PROMPT:
Among these lines, how many include "verified"? Answer only with the number.

INPUT RECORDS:
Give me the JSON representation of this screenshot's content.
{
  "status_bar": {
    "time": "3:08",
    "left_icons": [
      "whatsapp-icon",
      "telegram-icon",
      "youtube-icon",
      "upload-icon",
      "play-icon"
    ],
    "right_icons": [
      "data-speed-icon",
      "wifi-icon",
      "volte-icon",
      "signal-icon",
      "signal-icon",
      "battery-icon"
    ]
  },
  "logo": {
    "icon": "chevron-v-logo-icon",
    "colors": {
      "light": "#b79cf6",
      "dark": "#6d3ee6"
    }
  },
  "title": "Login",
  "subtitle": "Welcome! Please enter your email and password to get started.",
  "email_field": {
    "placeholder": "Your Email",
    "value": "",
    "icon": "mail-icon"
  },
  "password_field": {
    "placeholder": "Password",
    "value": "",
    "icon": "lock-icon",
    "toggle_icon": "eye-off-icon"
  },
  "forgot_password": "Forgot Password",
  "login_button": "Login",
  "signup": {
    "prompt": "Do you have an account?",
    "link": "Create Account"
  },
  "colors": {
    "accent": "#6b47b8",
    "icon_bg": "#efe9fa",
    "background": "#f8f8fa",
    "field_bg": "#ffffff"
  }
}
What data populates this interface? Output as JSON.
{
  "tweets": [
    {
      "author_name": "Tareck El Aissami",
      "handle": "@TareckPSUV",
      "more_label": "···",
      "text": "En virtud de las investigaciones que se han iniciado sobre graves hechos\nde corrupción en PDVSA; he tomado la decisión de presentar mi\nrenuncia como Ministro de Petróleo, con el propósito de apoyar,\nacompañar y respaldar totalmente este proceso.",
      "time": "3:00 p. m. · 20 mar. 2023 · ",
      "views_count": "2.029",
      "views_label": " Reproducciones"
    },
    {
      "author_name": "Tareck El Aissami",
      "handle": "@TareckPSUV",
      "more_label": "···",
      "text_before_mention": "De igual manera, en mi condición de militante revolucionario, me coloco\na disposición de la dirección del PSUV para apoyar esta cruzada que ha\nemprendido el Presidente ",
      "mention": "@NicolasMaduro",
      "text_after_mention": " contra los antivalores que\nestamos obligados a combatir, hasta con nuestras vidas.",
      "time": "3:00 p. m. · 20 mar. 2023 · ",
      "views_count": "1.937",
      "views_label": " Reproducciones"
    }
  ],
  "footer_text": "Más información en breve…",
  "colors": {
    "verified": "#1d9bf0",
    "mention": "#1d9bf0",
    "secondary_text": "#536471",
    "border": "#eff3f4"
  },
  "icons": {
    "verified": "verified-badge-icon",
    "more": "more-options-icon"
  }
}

COMPLETE ANSWER:
2